### Work required
Each line of the material below that holds the word "Debris" needs to be copied.

### Figure contents as structured data
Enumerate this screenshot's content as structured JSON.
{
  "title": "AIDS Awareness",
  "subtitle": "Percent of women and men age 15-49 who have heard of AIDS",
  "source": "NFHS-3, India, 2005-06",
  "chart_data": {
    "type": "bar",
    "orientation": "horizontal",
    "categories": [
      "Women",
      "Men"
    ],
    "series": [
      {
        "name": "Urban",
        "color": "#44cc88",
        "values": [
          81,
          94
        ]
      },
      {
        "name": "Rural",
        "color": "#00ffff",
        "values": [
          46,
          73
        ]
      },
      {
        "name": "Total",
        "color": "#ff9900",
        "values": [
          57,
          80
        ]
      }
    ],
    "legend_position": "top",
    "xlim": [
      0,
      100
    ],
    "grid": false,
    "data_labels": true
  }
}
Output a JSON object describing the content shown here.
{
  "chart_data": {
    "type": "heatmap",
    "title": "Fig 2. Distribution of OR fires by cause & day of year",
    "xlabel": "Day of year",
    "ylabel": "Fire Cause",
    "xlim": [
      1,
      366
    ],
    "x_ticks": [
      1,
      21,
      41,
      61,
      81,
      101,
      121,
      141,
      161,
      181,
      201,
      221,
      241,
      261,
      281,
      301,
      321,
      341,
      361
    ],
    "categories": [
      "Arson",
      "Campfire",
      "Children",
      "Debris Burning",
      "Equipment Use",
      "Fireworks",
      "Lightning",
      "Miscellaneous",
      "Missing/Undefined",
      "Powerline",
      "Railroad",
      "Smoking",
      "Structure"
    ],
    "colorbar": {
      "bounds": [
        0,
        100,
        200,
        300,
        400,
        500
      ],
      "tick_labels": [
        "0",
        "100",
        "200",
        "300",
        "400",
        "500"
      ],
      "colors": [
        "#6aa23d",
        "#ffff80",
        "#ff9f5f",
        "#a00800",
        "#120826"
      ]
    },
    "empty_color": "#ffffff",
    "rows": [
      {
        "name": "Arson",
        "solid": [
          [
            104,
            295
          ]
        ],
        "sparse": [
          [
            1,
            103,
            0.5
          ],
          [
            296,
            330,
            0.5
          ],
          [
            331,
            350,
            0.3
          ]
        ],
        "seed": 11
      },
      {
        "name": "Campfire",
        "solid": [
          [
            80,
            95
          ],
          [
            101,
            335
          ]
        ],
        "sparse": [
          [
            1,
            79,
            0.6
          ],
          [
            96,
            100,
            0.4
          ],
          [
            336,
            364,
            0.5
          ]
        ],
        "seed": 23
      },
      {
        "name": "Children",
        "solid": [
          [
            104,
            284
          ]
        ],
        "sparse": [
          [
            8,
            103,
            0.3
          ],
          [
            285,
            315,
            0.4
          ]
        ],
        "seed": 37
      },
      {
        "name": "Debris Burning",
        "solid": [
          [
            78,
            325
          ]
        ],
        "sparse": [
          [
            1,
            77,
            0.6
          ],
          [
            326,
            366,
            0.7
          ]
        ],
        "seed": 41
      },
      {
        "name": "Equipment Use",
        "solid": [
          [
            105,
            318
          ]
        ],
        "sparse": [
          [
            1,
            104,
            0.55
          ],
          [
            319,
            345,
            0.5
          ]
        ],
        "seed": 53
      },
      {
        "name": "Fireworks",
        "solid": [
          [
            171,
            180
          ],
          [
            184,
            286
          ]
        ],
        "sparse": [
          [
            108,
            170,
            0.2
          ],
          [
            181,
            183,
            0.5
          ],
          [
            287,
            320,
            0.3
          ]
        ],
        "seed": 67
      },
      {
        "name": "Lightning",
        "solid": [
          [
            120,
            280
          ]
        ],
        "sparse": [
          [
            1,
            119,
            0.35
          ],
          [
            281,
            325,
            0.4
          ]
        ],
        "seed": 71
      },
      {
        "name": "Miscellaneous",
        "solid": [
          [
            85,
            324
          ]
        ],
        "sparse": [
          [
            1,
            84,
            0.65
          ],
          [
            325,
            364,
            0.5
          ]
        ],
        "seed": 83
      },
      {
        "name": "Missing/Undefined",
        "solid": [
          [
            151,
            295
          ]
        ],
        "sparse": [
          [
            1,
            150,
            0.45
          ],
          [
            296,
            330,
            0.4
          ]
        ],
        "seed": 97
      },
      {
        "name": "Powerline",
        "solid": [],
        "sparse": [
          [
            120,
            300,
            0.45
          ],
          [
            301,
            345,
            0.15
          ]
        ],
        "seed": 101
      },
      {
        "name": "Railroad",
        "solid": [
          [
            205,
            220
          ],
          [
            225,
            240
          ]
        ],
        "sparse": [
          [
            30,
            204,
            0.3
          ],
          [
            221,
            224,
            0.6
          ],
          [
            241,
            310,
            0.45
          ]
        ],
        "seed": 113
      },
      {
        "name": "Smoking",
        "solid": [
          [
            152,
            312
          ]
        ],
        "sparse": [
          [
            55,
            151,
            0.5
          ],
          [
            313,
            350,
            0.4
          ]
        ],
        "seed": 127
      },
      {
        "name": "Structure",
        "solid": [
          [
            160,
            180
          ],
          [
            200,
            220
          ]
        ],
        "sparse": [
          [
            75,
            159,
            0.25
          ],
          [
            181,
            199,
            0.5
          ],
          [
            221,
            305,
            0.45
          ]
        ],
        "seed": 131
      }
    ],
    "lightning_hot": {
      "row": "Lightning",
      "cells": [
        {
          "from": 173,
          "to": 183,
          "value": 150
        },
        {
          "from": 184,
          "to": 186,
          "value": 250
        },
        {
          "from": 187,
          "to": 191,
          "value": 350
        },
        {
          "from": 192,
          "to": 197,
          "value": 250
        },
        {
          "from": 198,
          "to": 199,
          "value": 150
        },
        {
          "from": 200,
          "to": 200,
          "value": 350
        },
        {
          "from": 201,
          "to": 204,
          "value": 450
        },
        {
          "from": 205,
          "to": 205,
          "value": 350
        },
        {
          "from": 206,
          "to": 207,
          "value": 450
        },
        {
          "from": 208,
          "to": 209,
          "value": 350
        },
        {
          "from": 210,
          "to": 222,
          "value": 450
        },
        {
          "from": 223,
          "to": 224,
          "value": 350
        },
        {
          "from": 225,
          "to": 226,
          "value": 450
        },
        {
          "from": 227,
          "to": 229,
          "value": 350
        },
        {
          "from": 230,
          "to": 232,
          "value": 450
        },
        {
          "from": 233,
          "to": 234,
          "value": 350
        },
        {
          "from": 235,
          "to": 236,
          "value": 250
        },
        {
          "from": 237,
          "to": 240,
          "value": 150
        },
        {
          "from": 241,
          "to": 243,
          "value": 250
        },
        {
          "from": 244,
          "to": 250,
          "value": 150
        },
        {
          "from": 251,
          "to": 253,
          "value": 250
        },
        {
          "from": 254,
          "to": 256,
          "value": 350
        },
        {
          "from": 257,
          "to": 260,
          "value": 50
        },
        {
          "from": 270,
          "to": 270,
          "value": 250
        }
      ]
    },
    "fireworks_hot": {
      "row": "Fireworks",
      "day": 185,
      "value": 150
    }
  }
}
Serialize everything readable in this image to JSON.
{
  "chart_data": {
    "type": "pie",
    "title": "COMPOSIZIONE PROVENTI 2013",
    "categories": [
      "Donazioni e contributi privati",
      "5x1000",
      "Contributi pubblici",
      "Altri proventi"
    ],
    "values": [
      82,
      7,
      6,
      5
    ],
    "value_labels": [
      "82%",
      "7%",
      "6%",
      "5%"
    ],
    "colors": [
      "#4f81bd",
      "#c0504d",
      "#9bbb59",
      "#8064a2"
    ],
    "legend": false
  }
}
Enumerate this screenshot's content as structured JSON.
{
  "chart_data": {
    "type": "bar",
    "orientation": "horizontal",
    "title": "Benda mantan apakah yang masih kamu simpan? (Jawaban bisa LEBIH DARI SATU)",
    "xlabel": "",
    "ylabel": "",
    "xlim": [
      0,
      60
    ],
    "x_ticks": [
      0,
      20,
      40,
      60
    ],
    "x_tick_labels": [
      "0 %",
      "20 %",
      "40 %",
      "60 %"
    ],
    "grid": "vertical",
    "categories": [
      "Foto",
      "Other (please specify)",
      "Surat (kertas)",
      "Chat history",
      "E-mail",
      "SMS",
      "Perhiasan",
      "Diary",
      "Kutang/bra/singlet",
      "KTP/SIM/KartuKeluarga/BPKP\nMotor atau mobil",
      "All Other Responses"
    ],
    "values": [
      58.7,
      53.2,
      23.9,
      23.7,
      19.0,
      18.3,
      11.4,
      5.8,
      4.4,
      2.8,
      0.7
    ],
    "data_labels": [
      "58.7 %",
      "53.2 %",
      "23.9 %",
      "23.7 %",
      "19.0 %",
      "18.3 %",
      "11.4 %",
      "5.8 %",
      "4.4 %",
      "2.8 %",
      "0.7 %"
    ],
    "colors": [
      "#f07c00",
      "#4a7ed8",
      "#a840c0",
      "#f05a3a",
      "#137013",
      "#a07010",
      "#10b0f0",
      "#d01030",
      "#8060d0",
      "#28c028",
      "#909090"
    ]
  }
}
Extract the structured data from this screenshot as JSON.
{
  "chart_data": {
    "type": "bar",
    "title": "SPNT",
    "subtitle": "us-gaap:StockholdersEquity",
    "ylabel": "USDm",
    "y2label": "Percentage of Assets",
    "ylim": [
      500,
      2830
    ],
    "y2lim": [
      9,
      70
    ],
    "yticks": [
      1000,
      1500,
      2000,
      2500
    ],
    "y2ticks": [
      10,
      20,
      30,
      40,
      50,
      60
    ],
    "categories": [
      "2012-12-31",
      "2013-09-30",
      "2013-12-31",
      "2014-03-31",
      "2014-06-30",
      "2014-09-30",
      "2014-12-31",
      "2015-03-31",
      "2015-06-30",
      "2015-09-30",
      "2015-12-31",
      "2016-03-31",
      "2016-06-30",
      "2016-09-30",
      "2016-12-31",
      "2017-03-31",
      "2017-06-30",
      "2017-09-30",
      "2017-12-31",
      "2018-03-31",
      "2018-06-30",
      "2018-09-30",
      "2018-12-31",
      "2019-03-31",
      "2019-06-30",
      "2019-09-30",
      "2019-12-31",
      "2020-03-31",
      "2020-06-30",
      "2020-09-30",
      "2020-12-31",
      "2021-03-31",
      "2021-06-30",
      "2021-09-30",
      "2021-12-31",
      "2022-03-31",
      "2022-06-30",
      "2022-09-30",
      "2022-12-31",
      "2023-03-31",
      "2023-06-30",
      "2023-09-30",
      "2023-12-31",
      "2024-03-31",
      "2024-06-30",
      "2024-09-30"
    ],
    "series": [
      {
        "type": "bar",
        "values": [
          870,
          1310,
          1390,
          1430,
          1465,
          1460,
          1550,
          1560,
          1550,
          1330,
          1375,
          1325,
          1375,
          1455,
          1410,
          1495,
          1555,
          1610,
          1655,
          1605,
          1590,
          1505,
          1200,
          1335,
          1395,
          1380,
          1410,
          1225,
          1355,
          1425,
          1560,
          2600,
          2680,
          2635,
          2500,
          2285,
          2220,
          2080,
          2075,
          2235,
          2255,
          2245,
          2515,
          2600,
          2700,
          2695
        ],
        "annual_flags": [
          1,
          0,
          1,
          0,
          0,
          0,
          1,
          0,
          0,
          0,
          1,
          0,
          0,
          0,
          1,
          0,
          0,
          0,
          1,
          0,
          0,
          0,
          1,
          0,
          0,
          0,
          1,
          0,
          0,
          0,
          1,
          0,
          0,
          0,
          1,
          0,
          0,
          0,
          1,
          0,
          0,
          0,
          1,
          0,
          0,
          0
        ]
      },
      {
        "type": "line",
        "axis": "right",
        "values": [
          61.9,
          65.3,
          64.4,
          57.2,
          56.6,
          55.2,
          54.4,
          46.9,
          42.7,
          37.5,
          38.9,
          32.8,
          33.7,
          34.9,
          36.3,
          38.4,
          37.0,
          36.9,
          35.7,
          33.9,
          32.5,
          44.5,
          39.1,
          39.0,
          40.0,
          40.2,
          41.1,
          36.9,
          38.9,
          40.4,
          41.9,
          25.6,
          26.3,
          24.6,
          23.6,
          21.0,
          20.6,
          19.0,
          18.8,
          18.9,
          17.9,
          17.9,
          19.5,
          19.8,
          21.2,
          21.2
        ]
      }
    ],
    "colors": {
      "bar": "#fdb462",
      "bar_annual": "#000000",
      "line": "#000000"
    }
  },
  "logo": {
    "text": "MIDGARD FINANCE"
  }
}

### Full solution
      "Debris Burning",
        "name": "Debris Burning",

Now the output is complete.